> [Task requirements]: Return all of the data exactly as given.
--- START OF Data lines ---
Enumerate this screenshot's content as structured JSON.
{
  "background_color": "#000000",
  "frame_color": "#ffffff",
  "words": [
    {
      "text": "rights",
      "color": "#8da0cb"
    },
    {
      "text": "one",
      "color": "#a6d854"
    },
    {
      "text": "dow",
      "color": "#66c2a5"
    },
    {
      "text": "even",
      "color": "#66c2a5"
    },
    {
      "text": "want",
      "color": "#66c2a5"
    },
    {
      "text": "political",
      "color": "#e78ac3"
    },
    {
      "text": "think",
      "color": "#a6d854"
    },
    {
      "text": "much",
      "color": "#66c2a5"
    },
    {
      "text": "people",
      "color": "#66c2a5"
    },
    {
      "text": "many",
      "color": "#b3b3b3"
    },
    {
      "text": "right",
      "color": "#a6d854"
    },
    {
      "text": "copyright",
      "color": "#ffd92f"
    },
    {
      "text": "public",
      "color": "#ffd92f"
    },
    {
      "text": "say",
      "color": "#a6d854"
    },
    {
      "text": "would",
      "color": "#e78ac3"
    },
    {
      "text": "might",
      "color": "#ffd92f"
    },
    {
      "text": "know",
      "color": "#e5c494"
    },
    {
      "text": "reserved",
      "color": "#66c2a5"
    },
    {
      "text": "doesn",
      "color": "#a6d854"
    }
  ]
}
--- END OF Data lines ---
> [Response]:
Enumerate this screenshot's content as structured JSON.
{
  "background_color": "#000000",
  "frame_color": "#ffffff",
  "words": [
    {
      "text": "rights",
      "color": "#8da0cb"
    },
    {
      "text": "one",
      "color": "#a6d854"
    },
    {
      "text": "dow",
      "color": "#66c2a5"
    },
    {
      "text": "even",
      "color": "#66c2a5"
    },
    {
      "text": "want",
      "color": "#66c2a5"
    },
    {
      "text": "political",
      "color": "#e78ac3"
    },
    {
      "text": "think",
      "color": "#a6d854"
    },
    {
      "text": "much",
      "color": "#66c2a5"
    },
    {
      "text": "people",
      "color": "#66c2a5"
    },
    {
      "text": "many",
      "color": "#b3b3b3"
    },
    {
      "text": "right",
      "color": "#a6d854"
    },
    {
      "text": "copyright",
      "color": "#ffd92f"
    },
    {
      "text": "public",
      "color": "#ffd92f"
    },
    {
      "text": "say",
      "color": "#a6d854"
    },
    {
      "text": "would",
      "color": "#e78ac3"
    },
    {
      "text": "might",
      "color": "#ffd92f"
    },
    {
      "text": "know",
      "color": "#e5c494"
    },
    {
      "text": "reserved",
      "color": "#66c2a5"
    },
    {
      "text": "doesn",
      "color": "#a6d854"
    }
  ]
}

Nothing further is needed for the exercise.